— begin —
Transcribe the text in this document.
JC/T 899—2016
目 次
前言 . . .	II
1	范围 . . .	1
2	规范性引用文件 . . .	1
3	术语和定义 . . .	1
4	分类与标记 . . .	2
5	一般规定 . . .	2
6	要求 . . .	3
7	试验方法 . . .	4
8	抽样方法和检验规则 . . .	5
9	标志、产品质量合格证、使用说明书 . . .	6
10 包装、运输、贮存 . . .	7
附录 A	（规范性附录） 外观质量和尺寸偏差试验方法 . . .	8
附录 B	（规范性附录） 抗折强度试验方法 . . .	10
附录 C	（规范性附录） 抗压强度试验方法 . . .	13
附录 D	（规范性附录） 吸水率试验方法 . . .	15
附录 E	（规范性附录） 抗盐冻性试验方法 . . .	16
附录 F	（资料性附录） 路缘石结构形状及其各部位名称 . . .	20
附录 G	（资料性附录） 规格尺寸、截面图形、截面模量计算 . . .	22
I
— end —
Direction>
Reproduce all of the data exactly as given.

Full response>
Transcribe the text in this document.
JC/T 899—2016
目 次
前言 . . .	II
1	范围 . . .	1
2	规范性引用文件 . . .	1
3	术语和定义 . . .	1
4	分类与标记 . . .	2
5	一般规定 . . .	2
6	要求 . . .	3
7	试验方法 . . .	4
8	抽样方法和检验规则 . . .	5
9	标志、产品质量合格证、使用说明书 . . .	6
10 包装、运输、贮存 . . .	7
附录 A	（规范性附录） 外观质量和尺寸偏差试验方法 . . .	8
附录 B	（规范性附录） 抗折强度试验方法 . . .	10
附录 C	（规范性附录） 抗压强度试验方法 . . .	13
附录 D	（规范性附录） 吸水率试验方法 . . .	15
附录 E	（规范性附录） 抗盐冻性试验方法 . . .	16
附录 F	（资料性附录） 路缘石结构形状及其各部位名称 . . .	20
附录 G	（资料性附录） 规格尺寸、截面图形、截面模量计算 . . .	22
I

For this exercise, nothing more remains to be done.